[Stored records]

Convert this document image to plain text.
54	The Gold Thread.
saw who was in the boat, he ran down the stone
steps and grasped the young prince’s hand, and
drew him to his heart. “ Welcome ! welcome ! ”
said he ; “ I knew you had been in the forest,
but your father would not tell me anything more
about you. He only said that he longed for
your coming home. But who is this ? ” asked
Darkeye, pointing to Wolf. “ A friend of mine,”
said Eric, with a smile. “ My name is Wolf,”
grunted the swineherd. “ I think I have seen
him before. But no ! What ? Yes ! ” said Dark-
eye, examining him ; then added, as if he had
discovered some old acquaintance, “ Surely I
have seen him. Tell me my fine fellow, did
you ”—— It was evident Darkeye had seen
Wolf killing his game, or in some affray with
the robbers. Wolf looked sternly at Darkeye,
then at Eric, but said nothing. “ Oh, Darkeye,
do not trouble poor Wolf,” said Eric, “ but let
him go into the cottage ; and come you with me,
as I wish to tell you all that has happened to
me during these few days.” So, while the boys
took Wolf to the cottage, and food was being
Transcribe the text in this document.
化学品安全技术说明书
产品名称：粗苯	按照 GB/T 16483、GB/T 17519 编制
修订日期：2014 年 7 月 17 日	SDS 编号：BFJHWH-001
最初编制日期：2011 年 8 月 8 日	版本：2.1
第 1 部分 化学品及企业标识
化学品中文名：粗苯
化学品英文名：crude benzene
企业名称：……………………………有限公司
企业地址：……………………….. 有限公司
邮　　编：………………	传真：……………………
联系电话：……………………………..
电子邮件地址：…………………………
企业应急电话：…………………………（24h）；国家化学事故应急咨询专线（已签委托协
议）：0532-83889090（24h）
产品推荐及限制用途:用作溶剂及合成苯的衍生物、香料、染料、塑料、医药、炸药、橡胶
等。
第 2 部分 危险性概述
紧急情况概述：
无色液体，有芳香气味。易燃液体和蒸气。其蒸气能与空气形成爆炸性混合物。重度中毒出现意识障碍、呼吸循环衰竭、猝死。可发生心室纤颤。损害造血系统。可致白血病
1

__Exercise description__
Each record above should be returned exactly as it appears.

__Exercise solution__
Convert this document image to plain text.
54	The Gold Thread.
saw who was in the boat, he ran down the stone
steps and grasped the young prince’s hand, and
drew him to his heart. “ Welcome ! welcome ! ”
said he ; “ I knew you had been in the forest,
but your father would not tell me anything more
about you. He only said that he longed for
your coming home. But who is this ? ” asked
Darkeye, pointing to Wolf. “ A friend of mine,”
said Eric, with a smile. “ My name is Wolf,”
grunted the swineherd. “ I think I have seen
him before. But no ! What ? Yes ! ” said Dark-
eye, examining him ; then added, as if he had
discovered some old acquaintance, “ Surely I
have seen him. Tell me my fine fellow, did
you ”—— It was evident Darkeye had seen
Wolf killing his game, or in some affray with
the robbers. Wolf looked sternly at Darkeye,
then at Eric, but said nothing. “ Oh, Darkeye,
do not trouble poor Wolf,” said Eric, “ but let
him go into the cottage ; and come you with me,
as I wish to tell you all that has happened to
me during these few days.” So, while the boys
took Wolf to the cottage, and food was being
Transcribe the text in this document.
化学品安全技术说明书
产品名称：粗苯	按照 GB/T 16483、GB/T 17519 编制
修订日期：2014 年 7 月 17 日	SDS 编号：BFJHWH-001
最初编制日期：2011 年 8 月 8 日	版本：2.1
第 1 部分 化学品及企业标识
化学品中文名：粗苯
化学品英文名：crude benzene
企业名称：……………………………有限公司
企业地址：……………………….. 有限公司
邮　　编：………………	传真：……………………
联系电话：……………………………..
电子邮件地址：…………………………
企业应急电话：…………………………（24h）；国家化学事故应急咨询专线（已签委托协
议）：0532-83889090（24h）
产品推荐及限制用途:用作溶剂及合成苯的衍生物、香料、染料、塑料、医药、炸药、橡胶
等。
第 2 部分 危险性概述
紧急情况概述：
无色液体，有芳香气味。易燃液体和蒸气。其蒸气能与空气形成爆炸性混合物。重度中毒出现意识障碍、呼吸循环衰竭、猝死。可发生心室纤颤。损害造血系统。可致白血病
1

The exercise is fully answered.